Extracted data:
[start]

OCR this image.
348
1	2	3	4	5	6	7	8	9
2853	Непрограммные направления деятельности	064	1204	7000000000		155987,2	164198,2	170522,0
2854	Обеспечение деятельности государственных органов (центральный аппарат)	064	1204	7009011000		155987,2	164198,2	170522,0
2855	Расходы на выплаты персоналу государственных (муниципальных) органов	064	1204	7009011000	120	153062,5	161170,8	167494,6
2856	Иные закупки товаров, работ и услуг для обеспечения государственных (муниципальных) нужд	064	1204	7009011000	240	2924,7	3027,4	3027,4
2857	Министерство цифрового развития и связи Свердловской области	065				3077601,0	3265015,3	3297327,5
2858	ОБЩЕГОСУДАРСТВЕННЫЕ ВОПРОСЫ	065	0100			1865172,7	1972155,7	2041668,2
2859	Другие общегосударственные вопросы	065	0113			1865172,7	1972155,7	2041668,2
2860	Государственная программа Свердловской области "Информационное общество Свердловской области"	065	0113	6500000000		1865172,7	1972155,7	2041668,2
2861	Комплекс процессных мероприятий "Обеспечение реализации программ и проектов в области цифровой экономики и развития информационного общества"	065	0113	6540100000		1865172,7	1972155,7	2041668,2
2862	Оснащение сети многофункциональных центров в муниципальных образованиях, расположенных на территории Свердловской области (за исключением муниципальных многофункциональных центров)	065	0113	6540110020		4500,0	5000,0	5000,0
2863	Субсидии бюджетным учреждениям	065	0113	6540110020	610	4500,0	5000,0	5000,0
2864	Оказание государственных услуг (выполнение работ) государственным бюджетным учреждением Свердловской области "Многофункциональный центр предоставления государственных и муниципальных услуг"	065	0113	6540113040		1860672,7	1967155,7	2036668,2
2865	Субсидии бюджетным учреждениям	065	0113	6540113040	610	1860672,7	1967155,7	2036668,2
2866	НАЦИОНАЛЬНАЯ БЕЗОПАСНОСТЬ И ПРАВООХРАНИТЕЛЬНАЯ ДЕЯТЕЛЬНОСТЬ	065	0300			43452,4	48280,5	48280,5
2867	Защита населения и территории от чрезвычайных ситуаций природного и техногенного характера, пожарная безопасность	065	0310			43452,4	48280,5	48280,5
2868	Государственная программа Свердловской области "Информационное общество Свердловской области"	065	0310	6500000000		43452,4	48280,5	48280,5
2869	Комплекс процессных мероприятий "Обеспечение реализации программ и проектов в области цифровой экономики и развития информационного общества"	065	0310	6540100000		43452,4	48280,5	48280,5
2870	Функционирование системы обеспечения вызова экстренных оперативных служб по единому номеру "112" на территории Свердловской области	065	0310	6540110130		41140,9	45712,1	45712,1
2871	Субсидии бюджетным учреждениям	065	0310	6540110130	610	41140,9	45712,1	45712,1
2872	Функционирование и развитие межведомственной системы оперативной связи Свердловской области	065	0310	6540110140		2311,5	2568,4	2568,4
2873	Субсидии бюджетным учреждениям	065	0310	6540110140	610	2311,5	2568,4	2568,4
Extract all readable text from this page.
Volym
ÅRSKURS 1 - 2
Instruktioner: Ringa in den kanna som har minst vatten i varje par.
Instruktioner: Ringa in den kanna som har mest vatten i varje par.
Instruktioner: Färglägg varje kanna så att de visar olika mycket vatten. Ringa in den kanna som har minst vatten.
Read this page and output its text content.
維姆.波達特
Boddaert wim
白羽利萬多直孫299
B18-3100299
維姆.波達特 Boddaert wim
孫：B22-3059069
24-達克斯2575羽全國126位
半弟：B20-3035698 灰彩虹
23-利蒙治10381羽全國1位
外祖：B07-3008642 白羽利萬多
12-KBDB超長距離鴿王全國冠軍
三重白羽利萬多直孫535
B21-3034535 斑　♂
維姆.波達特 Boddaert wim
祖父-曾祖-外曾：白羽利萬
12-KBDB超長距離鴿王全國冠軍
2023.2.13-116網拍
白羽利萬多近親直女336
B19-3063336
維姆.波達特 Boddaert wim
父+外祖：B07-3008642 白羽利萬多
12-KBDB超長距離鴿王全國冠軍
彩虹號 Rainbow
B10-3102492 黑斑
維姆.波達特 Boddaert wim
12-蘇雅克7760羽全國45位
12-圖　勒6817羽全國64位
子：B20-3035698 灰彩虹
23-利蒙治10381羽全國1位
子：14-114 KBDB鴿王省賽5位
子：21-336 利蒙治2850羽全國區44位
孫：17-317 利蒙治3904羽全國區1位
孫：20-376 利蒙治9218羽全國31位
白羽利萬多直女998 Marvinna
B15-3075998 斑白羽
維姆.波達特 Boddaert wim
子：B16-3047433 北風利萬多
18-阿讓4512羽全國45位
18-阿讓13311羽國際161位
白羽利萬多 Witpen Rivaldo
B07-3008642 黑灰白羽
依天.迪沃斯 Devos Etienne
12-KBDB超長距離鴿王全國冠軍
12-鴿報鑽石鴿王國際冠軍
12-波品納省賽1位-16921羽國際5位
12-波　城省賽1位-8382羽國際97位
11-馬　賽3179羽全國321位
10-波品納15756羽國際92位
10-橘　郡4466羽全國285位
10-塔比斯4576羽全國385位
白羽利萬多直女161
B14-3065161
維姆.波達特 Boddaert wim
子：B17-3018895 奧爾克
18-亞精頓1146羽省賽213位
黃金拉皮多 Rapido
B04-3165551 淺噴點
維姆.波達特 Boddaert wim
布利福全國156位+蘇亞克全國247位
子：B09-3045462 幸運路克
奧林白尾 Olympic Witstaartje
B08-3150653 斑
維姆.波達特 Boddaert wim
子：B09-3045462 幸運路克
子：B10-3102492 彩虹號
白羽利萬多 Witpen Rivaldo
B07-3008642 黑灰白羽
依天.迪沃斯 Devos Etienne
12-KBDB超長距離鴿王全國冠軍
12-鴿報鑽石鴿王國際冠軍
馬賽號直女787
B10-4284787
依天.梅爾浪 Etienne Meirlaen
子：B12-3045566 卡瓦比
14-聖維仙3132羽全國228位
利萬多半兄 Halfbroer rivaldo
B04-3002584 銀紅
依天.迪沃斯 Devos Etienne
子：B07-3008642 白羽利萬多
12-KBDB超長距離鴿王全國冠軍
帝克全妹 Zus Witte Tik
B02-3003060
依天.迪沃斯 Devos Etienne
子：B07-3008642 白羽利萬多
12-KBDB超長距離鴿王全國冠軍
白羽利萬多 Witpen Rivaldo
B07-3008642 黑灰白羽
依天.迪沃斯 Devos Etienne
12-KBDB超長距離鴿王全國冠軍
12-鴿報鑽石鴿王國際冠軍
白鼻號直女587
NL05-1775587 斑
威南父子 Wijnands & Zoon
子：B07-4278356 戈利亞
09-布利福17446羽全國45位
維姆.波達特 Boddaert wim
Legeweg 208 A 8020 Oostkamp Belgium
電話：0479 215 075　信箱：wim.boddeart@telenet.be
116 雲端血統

[end]

Your objective: Check each line of the material above for "реализации" and say how many lines contain it, giving the number alone.

Result for this task: 2